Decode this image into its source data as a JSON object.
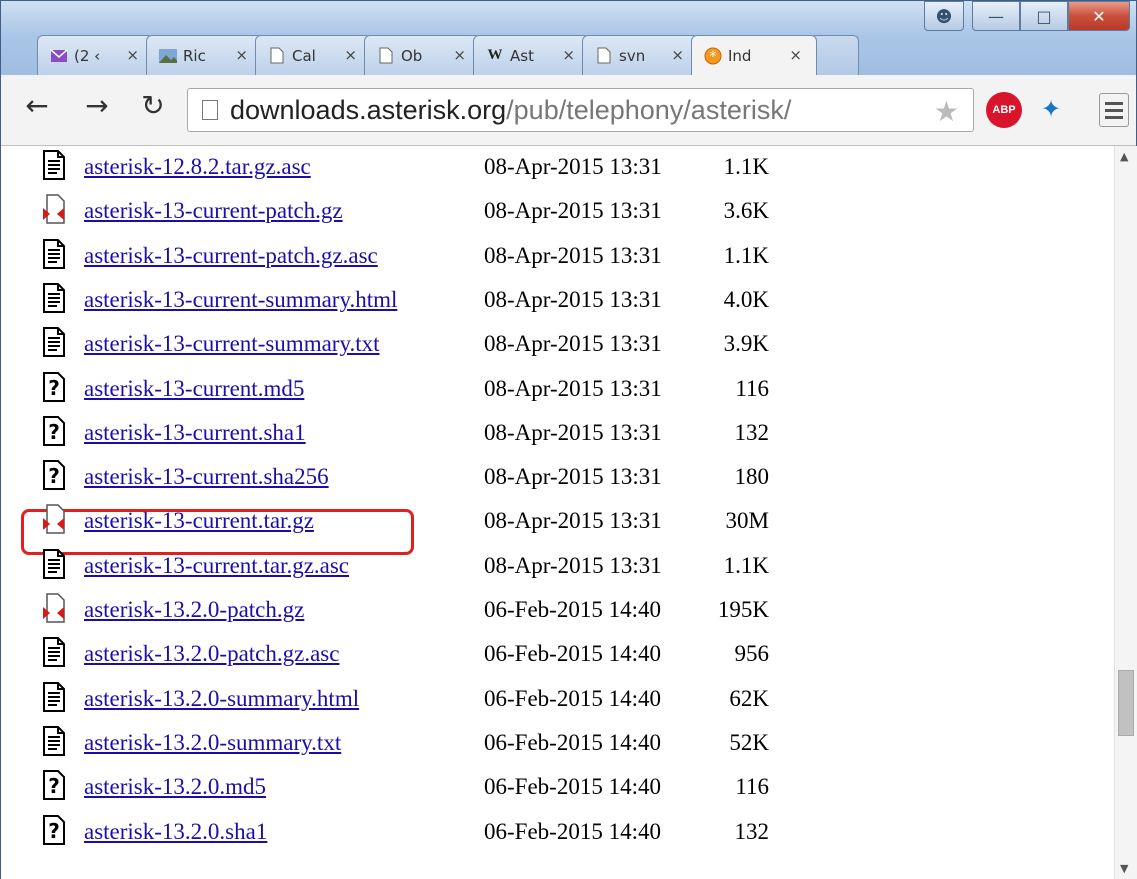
{
  "browser": {
    "tabs": [
      {
        "title": "(2 ‹",
        "icon": "mail-icon"
      },
      {
        "title": "Ric",
        "icon": "image-icon"
      },
      {
        "title": "Cal",
        "icon": "page-icon"
      },
      {
        "title": "Ob",
        "icon": "page-icon"
      },
      {
        "title": "Ast",
        "icon": "wikipedia-icon"
      },
      {
        "title": "svn",
        "icon": "page-icon"
      },
      {
        "title": "Ind",
        "icon": "asterisk-icon",
        "active": true
      }
    ],
    "close_glyph": "×",
    "url_host": "downloads.asterisk.org",
    "url_path": "/pub/telephony/asterisk/",
    "abp_label": "ABP"
  },
  "files": [
    {
      "name": "asterisk-12.8.2.tar.gz.asc",
      "date": "08-Apr-2015 13:31",
      "size": "1.1K",
      "icon": "text-file-icon"
    },
    {
      "name": "asterisk-13-current-patch.gz",
      "date": "08-Apr-2015 13:31",
      "size": "3.6K",
      "icon": "archive-file-icon"
    },
    {
      "name": "asterisk-13-current-patch.gz.asc",
      "date": "08-Apr-2015 13:31",
      "size": "1.1K",
      "icon": "text-file-icon"
    },
    {
      "name": "asterisk-13-current-summary.html",
      "date": "08-Apr-2015 13:31",
      "size": "4.0K",
      "icon": "text-file-icon"
    },
    {
      "name": "asterisk-13-current-summary.txt",
      "date": "08-Apr-2015 13:31",
      "size": "3.9K",
      "icon": "text-file-icon"
    },
    {
      "name": "asterisk-13-current.md5",
      "date": "08-Apr-2015 13:31",
      "size": "116",
      "icon": "unknown-file-icon"
    },
    {
      "name": "asterisk-13-current.sha1",
      "date": "08-Apr-2015 13:31",
      "size": "132",
      "icon": "unknown-file-icon"
    },
    {
      "name": "asterisk-13-current.sha256",
      "date": "08-Apr-2015 13:31",
      "size": "180",
      "icon": "unknown-file-icon"
    },
    {
      "name": "asterisk-13-current.tar.gz",
      "date": "08-Apr-2015 13:31",
      "size": "30M",
      "icon": "archive-file-icon",
      "highlighted": true
    },
    {
      "name": "asterisk-13-current.tar.gz.asc",
      "date": "08-Apr-2015 13:31",
      "size": "1.1K",
      "icon": "text-file-icon"
    },
    {
      "name": "asterisk-13.2.0-patch.gz",
      "date": "06-Feb-2015 14:40",
      "size": "195K",
      "icon": "archive-file-icon"
    },
    {
      "name": "asterisk-13.2.0-patch.gz.asc",
      "date": "06-Feb-2015 14:40",
      "size": "956",
      "icon": "text-file-icon"
    },
    {
      "name": "asterisk-13.2.0-summary.html",
      "date": "06-Feb-2015 14:40",
      "size": "62K",
      "icon": "text-file-icon"
    },
    {
      "name": "asterisk-13.2.0-summary.txt",
      "date": "06-Feb-2015 14:40",
      "size": "52K",
      "icon": "text-file-icon"
    },
    {
      "name": "asterisk-13.2.0.md5",
      "date": "06-Feb-2015 14:40",
      "size": "116",
      "icon": "unknown-file-icon"
    },
    {
      "name": "asterisk-13.2.0.sha1",
      "date": "06-Feb-2015 14:40",
      "size": "132",
      "icon": "unknown-file-icon"
    }
  ],
  "colors": {
    "link": "#1a0dab",
    "highlight_border": "#e02020"
  }
}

## To do
Pictures stay out; repeat all the rest of the records exactly.

## Result for this task
Decode this image into its source data as a JSON object.
{
  "browser": {
    "tabs": [
      {
        "title": "(2 ‹",
        "icon": "mail-icon"
      },
      {
        "title": "Ric",
        "icon": "image-icon"
      },
      {
        "title": "Cal",
        "icon": "page-icon"
      },
      {
        "title": "Ob",
        "icon": "page-icon"
      },
      {
        "title": "Ast",
        "icon": "wikipedia-icon"
      },
      {
        "title": "svn",
        "icon": "page-icon"
      },
      {
        "title": "Ind",
        "icon": "asterisk-icon",
        "active": true
      }
    ],
    "close_glyph": "×",
    "url_host": "downloads.asterisk.org",
    "url_path": "/pub/telephony/asterisk/",
    "abp_label": "ABP"
  },
  "files": [
    {
      "name": "asterisk-12.8.2.tar.gz.asc",
      "date": "08-Apr-2015 13:31",
      "size": "1.1K",
      "icon": "text-file-icon"
    },
    {
      "name": "asterisk-13-current-patch.gz",
      "date": "08-Apr-2015 13:31",
      "size": "3.6K",
      "icon": "archive-file-icon"
    },
    {
      "name": "asterisk-13-current-patch.gz.asc",
      "date": "08-Apr-2015 13:31",
      "size": "1.1K",
      "icon": "text-file-icon"
    },
    {
      "name": "asterisk-13-current-summary.html",
      "date": "08-Apr-2015 13:31",
      "size": "4.0K",
      "icon": "text-file-icon"
    },
    {
      "name": "asterisk-13-current-summary.txt",
      "date": "08-Apr-2015 13:31",
      "size": "3.9K",
      "icon": "text-file-icon"
    },
    {
      "name": "asterisk-13-current.md5",
      "date": "08-Apr-2015 13:31",
      "size": "116",
      "icon": "unknown-file-icon"
    },
    {
      "name": "asterisk-13-current.sha1",
      "date": "08-Apr-2015 13:31",
      "size": "132",
      "icon": "unknown-file-icon"
    },
    {
      "name": "asterisk-13-current.sha256",
      "date": "08-Apr-2015 13:31",
      "size": "180",
      "icon": "unknown-file-icon"
    },
    {
      "name": "asterisk-13-current.tar.gz",
      "date": "08-Apr-2015 13:31",
      "size": "30M",
      "icon": "archive-file-icon",
      "highlighted": true
    },
    {
      "name": "asterisk-13-current.tar.gz.asc",
      "date": "08-Apr-2015 13:31",
      "size": "1.1K",
      "icon": "text-file-icon"
    },
    {
      "name": "asterisk-13.2.0-patch.gz",
      "date": "06-Feb-2015 14:40",
      "size": "195K",
      "icon": "archive-file-icon"
    },
    {
      "name": "asterisk-13.2.0-patch.gz.asc",
      "date": "06-Feb-2015 14:40",
      "size": "956",
      "icon": "text-file-icon"
    },
    {
      "name": "asterisk-13.2.0-summary.html",
      "date": "06-Feb-2015 14:40",
      "size": "62K",
      "icon": "text-file-icon"
    },
    {
      "name": "asterisk-13.2.0-summary.txt",
      "date": "06-Feb-2015 14:40",
      "size": "52K",
      "icon": "text-file-icon"
    },
    {
      "name": "asterisk-13.2.0.md5",
      "date": "06-Feb-2015 14:40",
      "size": "116",
      "icon": "unknown-file-icon"
    },
    {
      "name": "asterisk-13.2.0.sha1",
      "date": "06-Feb-2015 14:40",
      "size": "132",
      "icon": "unknown-file-icon"
    }
  ],
  "colors": {
    "link": "#1a0dab",
    "highlight_border": "#e02020"
  }
}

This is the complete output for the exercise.